Stored data:
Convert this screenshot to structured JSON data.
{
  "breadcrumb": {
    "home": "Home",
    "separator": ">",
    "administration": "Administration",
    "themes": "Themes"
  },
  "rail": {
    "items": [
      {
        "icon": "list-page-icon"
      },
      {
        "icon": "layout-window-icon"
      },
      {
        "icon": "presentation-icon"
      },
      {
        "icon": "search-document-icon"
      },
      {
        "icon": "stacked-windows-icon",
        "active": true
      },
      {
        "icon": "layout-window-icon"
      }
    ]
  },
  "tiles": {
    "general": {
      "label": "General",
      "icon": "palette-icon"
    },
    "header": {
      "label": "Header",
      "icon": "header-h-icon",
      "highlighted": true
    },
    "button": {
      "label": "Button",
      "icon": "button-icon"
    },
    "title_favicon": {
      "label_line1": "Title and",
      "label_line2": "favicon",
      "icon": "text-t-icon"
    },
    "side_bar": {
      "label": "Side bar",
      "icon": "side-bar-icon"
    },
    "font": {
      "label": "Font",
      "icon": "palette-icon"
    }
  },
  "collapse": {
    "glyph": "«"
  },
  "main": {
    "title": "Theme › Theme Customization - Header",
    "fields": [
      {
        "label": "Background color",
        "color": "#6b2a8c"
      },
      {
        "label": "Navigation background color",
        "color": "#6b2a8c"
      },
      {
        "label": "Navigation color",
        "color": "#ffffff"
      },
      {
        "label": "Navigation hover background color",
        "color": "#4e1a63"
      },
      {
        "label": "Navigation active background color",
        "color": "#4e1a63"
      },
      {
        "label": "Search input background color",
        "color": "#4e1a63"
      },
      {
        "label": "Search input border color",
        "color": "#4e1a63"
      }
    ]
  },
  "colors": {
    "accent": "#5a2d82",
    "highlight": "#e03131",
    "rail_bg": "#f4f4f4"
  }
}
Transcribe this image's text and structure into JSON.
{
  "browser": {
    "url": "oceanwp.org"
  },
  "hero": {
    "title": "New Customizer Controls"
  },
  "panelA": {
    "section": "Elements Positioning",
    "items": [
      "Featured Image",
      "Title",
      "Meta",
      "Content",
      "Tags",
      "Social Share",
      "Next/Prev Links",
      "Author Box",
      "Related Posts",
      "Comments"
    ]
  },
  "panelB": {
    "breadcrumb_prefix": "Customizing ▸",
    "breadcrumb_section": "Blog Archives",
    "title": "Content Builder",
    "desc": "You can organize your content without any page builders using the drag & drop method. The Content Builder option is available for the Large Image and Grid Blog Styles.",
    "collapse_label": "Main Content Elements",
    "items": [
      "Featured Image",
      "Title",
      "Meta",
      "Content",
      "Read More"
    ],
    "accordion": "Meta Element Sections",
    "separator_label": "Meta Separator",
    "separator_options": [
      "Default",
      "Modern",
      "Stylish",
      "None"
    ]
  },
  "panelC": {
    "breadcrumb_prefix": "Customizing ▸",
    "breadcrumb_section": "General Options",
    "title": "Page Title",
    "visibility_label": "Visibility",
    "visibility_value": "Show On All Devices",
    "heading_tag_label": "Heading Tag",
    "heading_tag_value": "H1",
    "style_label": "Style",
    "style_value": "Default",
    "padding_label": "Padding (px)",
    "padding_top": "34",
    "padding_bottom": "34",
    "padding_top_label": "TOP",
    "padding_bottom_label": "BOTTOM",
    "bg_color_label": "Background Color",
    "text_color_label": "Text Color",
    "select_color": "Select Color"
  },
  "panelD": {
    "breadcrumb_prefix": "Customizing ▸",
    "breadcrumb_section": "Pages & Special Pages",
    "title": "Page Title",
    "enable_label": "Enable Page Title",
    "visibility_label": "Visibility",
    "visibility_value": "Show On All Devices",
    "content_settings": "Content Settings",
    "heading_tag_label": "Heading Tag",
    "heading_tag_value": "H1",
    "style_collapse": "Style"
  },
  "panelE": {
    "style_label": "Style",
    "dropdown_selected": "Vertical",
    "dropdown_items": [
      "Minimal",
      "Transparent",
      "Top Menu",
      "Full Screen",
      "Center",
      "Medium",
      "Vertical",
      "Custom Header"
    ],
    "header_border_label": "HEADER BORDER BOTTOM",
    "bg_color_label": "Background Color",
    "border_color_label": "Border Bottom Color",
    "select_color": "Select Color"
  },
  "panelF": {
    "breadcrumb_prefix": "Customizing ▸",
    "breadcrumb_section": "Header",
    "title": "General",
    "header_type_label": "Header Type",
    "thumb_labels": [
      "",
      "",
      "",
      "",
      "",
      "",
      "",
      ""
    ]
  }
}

> _INSTRUCTION_
Could you quote the material above in full, exactly as it stands?

> _EXERCISE RESPONSE_
Convert this screenshot to structured JSON data.
{
  "breadcrumb": {
    "home": "Home",
    "separator": ">",
    "administration": "Administration",
    "themes": "Themes"
  },
  "rail": {
    "items": [
      {
        "icon": "list-page-icon"
      },
      {
        "icon": "layout-window-icon"
      },
      {
        "icon": "presentation-icon"
      },
      {
        "icon": "search-document-icon"
      },
      {
        "icon": "stacked-windows-icon",
        "active": true
      },
      {
        "icon": "layout-window-icon"
      }
    ]
  },
  "tiles": {
    "general": {
      "label": "General",
      "icon": "palette-icon"
    },
    "header": {
      "label": "Header",
      "icon": "header-h-icon",
      "highlighted": true
    },
    "button": {
      "label": "Button",
      "icon": "button-icon"
    },
    "title_favicon": {
      "label_line1": "Title and",
      "label_line2": "favicon",
      "icon": "text-t-icon"
    },
    "side_bar": {
      "label": "Side bar",
      "icon": "side-bar-icon"
    },
    "font": {
      "label": "Font",
      "icon": "palette-icon"
    }
  },
  "collapse": {
    "glyph": "«"
  },
  "main": {
    "title": "Theme › Theme Customization - Header",
    "fields": [
      {
        "label": "Background color",
        "color": "#6b2a8c"
      },
      {
        "label": "Navigation background color",
        "color": "#6b2a8c"
      },
      {
        "label": "Navigation color",
        "color": "#ffffff"
      },
      {
        "label": "Navigation hover background color",
        "color": "#4e1a63"
      },
      {
        "label": "Navigation active background color",
        "color": "#4e1a63"
      },
      {
        "label": "Search input background color",
        "color": "#4e1a63"
      },
      {
        "label": "Search input border color",
        "color": "#4e1a63"
      }
    ]
  },
  "colors": {
    "accent": "#5a2d82",
    "highlight": "#e03131",
    "rail_bg": "#f4f4f4"
  }
}
Transcribe this image's text and structure into JSON.
{
  "browser": {
    "url": "oceanwp.org"
  },
  "hero": {
    "title": "New Customizer Controls"
  },
  "panelA": {
    "section": "Elements Positioning",
    "items": [
      "Featured Image",
      "Title",
      "Meta",
      "Content",
      "Tags",
      "Social Share",
      "Next/Prev Links",
      "Author Box",
      "Related Posts",
      "Comments"
    ]
  },
  "panelB": {
    "breadcrumb_prefix": "Customizing ▸",
    "breadcrumb_section": "Blog Archives",
    "title": "Content Builder",
    "desc": "You can organize your content without any page builders using the drag & drop method. The Content Builder option is available for the Large Image and Grid Blog Styles.",
    "collapse_label": "Main Content Elements",
    "items": [
      "Featured Image",
      "Title",
      "Meta",
      "Content",
      "Read More"
    ],
    "accordion": "Meta Element Sections",
    "separator_label": "Meta Separator",
    "separator_options": [
      "Default",
      "Modern",
      "Stylish",
      "None"
    ]
  },
  "panelC": {
    "breadcrumb_prefix": "Customizing ▸",
    "breadcrumb_section": "General Options",
    "title": "Page Title",
    "visibility_label": "Visibility",
    "visibility_value": "Show On All Devices",
    "heading_tag_label": "Heading Tag",
    "heading_tag_value": "H1",
    "style_label": "Style",
    "style_value": "Default",
    "padding_label": "Padding (px)",
    "padding_top": "34",
    "padding_bottom": "34",
    "padding_top_label": "TOP",
    "padding_bottom_label": "BOTTOM",
    "bg_color_label": "Background Color",
    "text_color_label": "Text Color",
    "select_color": "Select Color"
  },
  "panelD": {
    "breadcrumb_prefix": "Customizing ▸",
    "breadcrumb_section": "Pages & Special Pages",
    "title": "Page Title",
    "enable_label": "Enable Page Title",
    "visibility_label": "Visibility",
    "visibility_value": "Show On All Devices",
    "content_settings": "Content Settings",
    "heading_tag_label": "Heading Tag",
    "heading_tag_value": "H1",
    "style_collapse": "Style"
  },
  "panelE": {
    "style_label": "Style",
    "dropdown_selected": "Vertical",
    "dropdown_items": [
      "Minimal",
      "Transparent",
      "Top Menu",
      "Full Screen",
      "Center",
      "Medium",
      "Vertical",
      "Custom Header"
    ],
    "header_border_label": "HEADER BORDER BOTTOM",
    "bg_color_label": "Background Color",
    "border_color_label": "Border Bottom Color",
    "select_color": "Select Color"
  },
  "panelF": {
    "breadcrumb_prefix": "Customizing ▸",
    "breadcrumb_section": "Header",
    "title": "General",
    "header_type_label": "Header Type",
    "thumb_labels": [
      "",
      "",
      "",
      "",
      "",
      "",
      "",
      ""
    ]
  }
}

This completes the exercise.